Przepisz bez żadnych zmian fragment, który zaczyna się wierszem zawierającym „buy-amount-label: 30K USD — [462, 117, 508, 129]”, a kończy wierszem zawierającym „buy-sub-value: -188.1 — [258, 152, 290, 164]”. Oba te wiersze też uwzględnij.
::: Wykaz wierszy :::
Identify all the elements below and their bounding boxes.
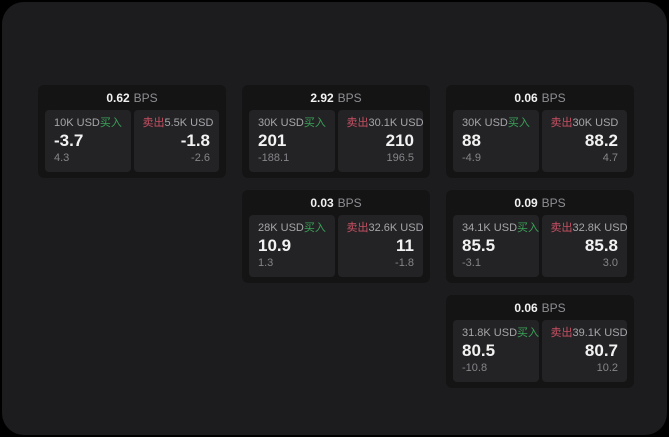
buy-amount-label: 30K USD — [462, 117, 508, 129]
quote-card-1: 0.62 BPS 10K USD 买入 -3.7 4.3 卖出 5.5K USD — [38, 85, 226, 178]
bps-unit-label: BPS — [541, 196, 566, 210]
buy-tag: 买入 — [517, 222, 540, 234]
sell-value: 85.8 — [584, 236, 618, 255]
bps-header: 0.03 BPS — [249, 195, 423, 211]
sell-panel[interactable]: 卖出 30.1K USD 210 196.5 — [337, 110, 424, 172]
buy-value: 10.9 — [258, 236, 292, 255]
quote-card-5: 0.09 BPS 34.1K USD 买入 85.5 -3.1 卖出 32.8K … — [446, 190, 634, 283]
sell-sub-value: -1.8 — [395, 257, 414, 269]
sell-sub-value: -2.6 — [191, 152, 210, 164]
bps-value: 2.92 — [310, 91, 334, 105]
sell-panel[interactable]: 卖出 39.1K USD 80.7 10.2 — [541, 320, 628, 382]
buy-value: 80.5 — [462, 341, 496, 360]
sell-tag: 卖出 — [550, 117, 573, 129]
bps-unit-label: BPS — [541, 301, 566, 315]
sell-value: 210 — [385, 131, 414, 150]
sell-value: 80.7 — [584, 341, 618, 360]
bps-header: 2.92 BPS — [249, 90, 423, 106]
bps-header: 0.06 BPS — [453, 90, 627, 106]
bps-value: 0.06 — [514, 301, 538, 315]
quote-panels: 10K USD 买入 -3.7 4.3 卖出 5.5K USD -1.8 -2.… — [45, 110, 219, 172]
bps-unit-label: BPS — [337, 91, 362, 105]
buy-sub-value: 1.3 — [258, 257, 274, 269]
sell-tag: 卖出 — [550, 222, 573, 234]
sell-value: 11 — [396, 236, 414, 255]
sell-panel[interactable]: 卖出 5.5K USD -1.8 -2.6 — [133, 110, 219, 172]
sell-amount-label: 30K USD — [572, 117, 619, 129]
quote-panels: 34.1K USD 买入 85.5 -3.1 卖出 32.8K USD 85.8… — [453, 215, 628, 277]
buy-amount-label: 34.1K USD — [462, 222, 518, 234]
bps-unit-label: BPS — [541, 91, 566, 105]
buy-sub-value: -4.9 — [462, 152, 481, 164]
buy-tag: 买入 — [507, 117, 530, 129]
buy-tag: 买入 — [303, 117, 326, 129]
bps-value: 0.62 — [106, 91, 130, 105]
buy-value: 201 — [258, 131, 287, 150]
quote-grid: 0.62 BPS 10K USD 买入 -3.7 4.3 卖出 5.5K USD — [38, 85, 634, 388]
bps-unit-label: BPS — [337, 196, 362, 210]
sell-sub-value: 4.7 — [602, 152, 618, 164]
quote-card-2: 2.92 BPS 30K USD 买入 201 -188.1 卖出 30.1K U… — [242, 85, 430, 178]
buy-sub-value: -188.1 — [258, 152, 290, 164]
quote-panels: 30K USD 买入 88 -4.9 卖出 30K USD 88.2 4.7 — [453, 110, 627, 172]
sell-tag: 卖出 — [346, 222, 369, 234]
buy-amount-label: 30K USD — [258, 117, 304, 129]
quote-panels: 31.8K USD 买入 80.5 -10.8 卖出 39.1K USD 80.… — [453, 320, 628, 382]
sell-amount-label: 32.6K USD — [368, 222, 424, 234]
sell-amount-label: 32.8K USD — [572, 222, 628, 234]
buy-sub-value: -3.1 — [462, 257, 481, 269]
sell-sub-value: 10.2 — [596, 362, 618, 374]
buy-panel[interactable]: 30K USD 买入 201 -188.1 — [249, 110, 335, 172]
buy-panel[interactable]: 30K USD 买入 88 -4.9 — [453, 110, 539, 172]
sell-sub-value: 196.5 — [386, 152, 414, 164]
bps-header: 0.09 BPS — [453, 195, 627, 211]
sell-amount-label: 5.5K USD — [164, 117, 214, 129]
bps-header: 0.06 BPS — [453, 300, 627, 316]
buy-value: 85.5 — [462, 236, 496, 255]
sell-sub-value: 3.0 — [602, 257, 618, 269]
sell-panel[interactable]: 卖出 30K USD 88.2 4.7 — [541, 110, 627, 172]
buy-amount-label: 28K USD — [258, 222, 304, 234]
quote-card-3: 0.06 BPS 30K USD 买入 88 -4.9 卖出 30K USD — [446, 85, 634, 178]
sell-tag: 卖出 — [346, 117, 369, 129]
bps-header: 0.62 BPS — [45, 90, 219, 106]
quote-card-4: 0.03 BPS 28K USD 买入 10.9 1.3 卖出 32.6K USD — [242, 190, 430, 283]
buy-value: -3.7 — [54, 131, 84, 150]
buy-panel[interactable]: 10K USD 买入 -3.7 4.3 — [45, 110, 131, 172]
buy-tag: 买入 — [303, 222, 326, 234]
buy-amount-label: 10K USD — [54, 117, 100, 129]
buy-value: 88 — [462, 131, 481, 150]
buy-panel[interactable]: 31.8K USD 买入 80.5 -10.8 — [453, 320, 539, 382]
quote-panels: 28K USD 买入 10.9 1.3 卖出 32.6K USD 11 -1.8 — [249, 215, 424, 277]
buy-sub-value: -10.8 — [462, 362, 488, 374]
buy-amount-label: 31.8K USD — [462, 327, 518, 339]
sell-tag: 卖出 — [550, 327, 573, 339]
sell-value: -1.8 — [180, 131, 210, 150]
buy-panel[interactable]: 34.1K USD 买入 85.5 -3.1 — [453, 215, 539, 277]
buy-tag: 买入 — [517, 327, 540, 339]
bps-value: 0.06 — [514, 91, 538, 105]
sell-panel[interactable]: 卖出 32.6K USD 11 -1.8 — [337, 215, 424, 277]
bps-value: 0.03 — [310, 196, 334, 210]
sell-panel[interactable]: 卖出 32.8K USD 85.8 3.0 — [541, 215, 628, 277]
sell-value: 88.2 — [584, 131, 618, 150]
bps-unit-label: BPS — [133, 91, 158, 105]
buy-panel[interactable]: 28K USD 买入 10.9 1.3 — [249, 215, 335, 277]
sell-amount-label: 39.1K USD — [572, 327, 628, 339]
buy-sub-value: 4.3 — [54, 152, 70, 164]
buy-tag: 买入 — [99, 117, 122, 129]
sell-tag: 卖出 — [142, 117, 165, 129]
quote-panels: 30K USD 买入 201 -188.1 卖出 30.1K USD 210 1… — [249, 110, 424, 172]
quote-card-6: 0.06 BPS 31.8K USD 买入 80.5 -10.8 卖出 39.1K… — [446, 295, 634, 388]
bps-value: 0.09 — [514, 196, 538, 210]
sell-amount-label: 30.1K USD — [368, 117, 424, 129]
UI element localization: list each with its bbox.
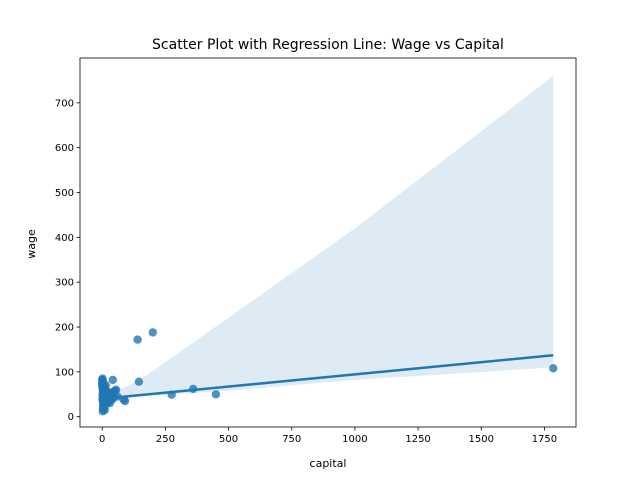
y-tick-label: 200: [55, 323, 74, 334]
:::
■ Rozwiązanie zadania:
buy-amount-label: 30K USD — [462, 117, 508, 129]
quote-card-1: 0.62 BPS 10K USD 买入 -3.7 4.3 卖出 5.5K USD — [38, 85, 226, 178]
bps-unit-label: BPS — [541, 196, 566, 210]
buy-tag: 买入 — [517, 222, 540, 234]
sell-value: 85.8 — [584, 236, 618, 255]
bps-header: 0.03 BPS — [249, 195, 423, 211]
sell-panel[interactable]: 卖出 30.1K USD 210 196.5 — [337, 110, 424, 172]
buy-value: 10.9 — [258, 236, 292, 255]
quote-card-5: 0.09 BPS 34.1K USD 买入 85.5 -3.1 卖出 32.8K … — [446, 190, 634, 283]
sell-sub-value: -1.8 — [395, 257, 414, 269]
sell-sub-value: -2.6 — [191, 152, 210, 164]
bps-value: 2.92 — [310, 91, 334, 105]
sell-panel[interactable]: 卖出 39.1K USD 80.7 10.2 — [541, 320, 628, 382]
buy-value: 80.5 — [462, 341, 496, 360]
sell-tag: 卖出 — [550, 117, 573, 129]
bps-unit-label: BPS — [541, 301, 566, 315]
sell-value: 210 — [385, 131, 414, 150]
sell-value: 80.7 — [584, 341, 618, 360]
bps-header: 2.92 BPS — [249, 90, 423, 106]
bps-header: 0.06 BPS — [453, 90, 627, 106]
bps-value: 0.06 — [514, 301, 538, 315]
quote-panels: 10K USD 买入 -3.7 4.3 卖出 5.5K USD -1.8 -2.… — [45, 110, 219, 172]
bps-unit-label: BPS — [337, 91, 362, 105]
buy-sub-value: 1.3 — [258, 257, 274, 269]
sell-tag: 卖出 — [550, 222, 573, 234]
sell-value: 11 — [396, 236, 414, 255]
sell-panel[interactable]: 卖出 5.5K USD -1.8 -2.6 — [133, 110, 219, 172]
sell-amount-label: 30K USD — [572, 117, 619, 129]
quote-panels: 34.1K USD 买入 85.5 -3.1 卖出 32.8K USD 85.8… — [453, 215, 628, 277]
buy-amount-label: 34.1K USD — [462, 222, 518, 234]
bps-unit-label: BPS — [541, 91, 566, 105]
buy-sub-value: -4.9 — [462, 152, 481, 164]
buy-tag: 买入 — [507, 117, 530, 129]
buy-tag: 买入 — [303, 117, 326, 129]
bps-value: 0.62 — [106, 91, 130, 105]
buy-value: 201 — [258, 131, 287, 150]
quote-grid: 0.62 BPS 10K USD 买入 -3.7 4.3 卖出 5.5K USD — [38, 85, 634, 388]
bps-unit-label: BPS — [337, 196, 362, 210]
sell-sub-value: 4.7 — [602, 152, 618, 164]
quote-card-2: 2.92 BPS 30K USD 买入 201 -188.1 卖出 30.1K U… — [242, 85, 430, 178]
buy-sub-value: -188.1 — [258, 152, 290, 164]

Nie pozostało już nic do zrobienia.